→ Work to do
Please write out the material below exactly as given.

→ The input
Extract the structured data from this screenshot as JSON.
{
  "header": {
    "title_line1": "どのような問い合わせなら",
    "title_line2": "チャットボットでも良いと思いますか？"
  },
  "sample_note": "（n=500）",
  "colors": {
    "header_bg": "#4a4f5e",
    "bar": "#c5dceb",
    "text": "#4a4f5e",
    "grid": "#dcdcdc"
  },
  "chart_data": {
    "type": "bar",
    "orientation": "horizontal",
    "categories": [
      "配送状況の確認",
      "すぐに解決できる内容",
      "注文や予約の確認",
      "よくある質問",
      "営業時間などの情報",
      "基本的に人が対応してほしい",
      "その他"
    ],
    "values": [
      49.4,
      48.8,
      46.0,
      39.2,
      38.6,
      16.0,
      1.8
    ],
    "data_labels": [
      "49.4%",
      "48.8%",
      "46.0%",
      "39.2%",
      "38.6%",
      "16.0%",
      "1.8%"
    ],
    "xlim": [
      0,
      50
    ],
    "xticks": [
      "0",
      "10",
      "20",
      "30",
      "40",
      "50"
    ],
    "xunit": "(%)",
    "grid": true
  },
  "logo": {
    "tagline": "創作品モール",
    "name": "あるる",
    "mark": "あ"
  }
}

→ Task output
Extract the structured data from this screenshot as JSON.
{
  "header": {
    "title_line1": "どのような問い合わせなら",
    "title_line2": "チャットボットでも良いと思いますか？"
  },
  "sample_note": "（n=500）",
  "colors": {
    "header_bg": "#4a4f5e",
    "bar": "#c5dceb",
    "text": "#4a4f5e",
    "grid": "#dcdcdc"
  },
  "chart_data": {
    "type": "bar",
    "orientation": "horizontal",
    "categories": [
      "配送状況の確認",
      "すぐに解決できる内容",
      "注文や予約の確認",
      "よくある質問",
      "営業時間などの情報",
      "基本的に人が対応してほしい",
      "その他"
    ],
    "values": [
      49.4,
      48.8,
      46.0,
      39.2,
      38.6,
      16.0,
      1.8
    ],
    "data_labels": [
      "49.4%",
      "48.8%",
      "46.0%",
      "39.2%",
      "38.6%",
      "16.0%",
      "1.8%"
    ],
    "xlim": [
      0,
      50
    ],
    "xticks": [
      "0",
      "10",
      "20",
      "30",
      "40",
      "50"
    ],
    "xunit": "(%)",
    "grid": true
  },
  "logo": {
    "tagline": "創作品モール",
    "name": "あるる",
    "mark": "あ"
  }
}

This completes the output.